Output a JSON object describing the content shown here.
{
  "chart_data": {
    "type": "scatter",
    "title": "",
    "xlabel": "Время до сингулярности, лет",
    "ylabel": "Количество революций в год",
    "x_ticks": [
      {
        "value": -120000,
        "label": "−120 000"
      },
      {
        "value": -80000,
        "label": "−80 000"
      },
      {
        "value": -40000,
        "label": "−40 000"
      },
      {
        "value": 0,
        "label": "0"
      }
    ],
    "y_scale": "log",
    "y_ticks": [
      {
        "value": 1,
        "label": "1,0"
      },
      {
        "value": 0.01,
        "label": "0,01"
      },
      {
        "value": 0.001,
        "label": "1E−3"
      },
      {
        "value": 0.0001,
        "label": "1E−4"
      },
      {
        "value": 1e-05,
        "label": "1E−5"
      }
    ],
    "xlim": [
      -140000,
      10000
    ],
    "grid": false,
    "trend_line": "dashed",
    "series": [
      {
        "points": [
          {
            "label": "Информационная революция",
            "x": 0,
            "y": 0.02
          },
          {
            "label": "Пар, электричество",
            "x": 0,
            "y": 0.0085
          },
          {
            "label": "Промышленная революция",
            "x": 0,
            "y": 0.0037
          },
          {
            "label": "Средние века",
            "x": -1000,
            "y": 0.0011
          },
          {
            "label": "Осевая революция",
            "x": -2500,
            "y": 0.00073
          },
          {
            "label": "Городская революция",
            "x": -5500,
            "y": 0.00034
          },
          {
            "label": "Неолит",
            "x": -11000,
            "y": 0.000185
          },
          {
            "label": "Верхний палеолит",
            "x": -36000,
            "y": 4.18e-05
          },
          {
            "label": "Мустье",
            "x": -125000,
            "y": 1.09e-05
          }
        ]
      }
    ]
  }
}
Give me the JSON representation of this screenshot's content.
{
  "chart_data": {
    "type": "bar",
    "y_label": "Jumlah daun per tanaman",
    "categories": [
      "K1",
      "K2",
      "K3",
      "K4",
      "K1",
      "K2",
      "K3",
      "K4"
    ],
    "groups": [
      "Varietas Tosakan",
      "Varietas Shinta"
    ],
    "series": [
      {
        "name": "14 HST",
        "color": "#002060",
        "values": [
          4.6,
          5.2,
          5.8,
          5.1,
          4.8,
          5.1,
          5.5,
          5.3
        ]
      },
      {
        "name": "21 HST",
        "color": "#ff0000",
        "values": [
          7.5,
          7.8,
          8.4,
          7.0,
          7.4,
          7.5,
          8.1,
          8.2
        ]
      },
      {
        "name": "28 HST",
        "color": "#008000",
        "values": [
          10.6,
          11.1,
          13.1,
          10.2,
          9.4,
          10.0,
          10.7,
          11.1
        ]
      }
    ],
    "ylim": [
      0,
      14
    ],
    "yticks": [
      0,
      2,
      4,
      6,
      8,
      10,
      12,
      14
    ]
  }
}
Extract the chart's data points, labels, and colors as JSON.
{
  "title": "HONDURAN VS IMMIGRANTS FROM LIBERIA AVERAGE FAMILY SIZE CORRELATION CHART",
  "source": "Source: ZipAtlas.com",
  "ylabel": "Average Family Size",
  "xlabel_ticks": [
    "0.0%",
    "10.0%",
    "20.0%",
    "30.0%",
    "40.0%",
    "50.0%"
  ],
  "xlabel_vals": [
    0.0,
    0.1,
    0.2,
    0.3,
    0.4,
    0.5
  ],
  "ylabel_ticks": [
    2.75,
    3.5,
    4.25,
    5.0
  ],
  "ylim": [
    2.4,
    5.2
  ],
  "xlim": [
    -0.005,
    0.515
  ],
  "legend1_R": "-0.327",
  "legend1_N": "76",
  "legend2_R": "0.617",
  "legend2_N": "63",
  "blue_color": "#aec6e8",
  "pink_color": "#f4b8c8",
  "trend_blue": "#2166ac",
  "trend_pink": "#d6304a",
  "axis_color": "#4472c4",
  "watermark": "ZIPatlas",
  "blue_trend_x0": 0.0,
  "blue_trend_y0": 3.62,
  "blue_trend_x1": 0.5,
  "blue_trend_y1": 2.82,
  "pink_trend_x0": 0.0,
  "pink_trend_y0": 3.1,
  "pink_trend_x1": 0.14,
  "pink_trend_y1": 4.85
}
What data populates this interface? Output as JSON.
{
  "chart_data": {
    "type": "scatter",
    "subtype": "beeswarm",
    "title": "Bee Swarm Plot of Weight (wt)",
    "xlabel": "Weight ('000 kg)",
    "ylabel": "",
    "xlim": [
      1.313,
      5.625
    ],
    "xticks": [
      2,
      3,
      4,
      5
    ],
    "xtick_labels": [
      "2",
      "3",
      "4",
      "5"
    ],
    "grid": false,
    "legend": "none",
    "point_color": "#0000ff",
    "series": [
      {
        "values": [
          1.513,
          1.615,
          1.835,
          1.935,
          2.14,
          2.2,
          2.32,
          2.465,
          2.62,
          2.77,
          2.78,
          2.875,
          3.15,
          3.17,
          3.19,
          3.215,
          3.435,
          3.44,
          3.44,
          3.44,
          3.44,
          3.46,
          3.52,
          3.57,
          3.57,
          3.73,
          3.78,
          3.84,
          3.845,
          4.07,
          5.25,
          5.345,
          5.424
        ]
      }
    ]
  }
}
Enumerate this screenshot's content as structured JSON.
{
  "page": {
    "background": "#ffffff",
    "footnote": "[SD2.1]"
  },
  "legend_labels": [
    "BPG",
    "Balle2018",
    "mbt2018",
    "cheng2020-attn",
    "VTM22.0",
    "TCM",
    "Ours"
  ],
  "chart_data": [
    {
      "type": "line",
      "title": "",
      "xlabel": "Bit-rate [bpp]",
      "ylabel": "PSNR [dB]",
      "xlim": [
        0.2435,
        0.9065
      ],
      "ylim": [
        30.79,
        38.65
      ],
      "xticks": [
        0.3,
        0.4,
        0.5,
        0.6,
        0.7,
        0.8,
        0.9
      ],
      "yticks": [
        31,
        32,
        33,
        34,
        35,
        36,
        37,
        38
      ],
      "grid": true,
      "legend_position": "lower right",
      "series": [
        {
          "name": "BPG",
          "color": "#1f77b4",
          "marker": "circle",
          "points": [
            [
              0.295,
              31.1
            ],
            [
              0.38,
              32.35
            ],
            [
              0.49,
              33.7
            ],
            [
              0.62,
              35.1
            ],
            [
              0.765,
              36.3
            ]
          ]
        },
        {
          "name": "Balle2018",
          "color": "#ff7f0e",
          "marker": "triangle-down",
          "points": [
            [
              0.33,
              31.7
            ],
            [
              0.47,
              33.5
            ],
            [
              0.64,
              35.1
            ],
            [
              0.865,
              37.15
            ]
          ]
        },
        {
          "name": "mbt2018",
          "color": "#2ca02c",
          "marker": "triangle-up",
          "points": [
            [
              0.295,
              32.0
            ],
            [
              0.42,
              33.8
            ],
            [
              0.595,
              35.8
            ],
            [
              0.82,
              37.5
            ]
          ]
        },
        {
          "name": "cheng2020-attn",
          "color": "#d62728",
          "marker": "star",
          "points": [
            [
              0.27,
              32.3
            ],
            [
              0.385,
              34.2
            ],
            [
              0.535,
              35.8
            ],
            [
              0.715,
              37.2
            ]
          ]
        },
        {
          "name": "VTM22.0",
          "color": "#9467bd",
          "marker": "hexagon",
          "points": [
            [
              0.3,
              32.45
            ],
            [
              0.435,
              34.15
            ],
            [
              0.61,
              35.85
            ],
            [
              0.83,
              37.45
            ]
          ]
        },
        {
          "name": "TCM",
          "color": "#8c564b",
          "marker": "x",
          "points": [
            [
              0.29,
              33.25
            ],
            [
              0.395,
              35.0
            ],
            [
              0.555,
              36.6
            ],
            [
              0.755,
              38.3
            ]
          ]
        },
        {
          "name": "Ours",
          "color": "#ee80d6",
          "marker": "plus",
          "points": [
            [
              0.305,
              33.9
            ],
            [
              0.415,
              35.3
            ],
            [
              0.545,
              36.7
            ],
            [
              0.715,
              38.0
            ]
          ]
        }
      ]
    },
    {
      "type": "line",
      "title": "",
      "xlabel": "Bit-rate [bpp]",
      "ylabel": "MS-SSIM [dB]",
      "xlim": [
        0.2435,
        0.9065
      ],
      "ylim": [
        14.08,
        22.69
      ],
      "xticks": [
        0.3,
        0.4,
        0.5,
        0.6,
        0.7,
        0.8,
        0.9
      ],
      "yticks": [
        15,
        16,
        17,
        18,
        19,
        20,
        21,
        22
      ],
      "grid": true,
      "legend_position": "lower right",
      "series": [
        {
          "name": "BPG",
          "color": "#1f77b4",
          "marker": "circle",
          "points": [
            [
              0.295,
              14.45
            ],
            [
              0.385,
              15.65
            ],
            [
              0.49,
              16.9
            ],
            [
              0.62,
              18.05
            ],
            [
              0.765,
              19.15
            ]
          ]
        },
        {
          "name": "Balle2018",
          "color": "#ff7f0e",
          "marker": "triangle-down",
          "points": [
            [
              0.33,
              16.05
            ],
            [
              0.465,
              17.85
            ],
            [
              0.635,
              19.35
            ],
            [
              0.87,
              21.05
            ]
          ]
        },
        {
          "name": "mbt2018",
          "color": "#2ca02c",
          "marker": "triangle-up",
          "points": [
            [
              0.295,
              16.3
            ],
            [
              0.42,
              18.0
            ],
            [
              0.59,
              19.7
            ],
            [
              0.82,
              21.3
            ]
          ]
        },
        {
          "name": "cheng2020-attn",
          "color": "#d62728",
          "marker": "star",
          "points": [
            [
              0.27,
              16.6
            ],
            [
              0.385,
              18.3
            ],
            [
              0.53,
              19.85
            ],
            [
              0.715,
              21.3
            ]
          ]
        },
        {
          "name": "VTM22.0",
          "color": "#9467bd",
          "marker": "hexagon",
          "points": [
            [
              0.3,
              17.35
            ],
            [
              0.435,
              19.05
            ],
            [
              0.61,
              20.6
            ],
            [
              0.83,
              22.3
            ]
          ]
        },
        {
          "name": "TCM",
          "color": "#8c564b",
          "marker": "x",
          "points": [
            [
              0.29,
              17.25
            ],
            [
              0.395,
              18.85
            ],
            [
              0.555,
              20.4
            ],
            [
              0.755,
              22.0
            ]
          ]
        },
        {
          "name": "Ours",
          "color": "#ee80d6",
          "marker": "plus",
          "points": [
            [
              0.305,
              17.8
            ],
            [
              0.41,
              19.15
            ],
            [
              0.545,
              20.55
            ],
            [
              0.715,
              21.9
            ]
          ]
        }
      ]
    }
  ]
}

++++++++++++++++++++

- [WHAT YOU WILL DO]:
Return all lines containing "JSON".

- [FULL OUTPUT]:
Output a JSON object describing the content shown here.
Give me the JSON representation of this screenshot's content.
Extract the chart's data points, labels, and colors as JSON.
What data populates this interface? Output as JSON.
Enumerate this screenshot's content as structured JSON.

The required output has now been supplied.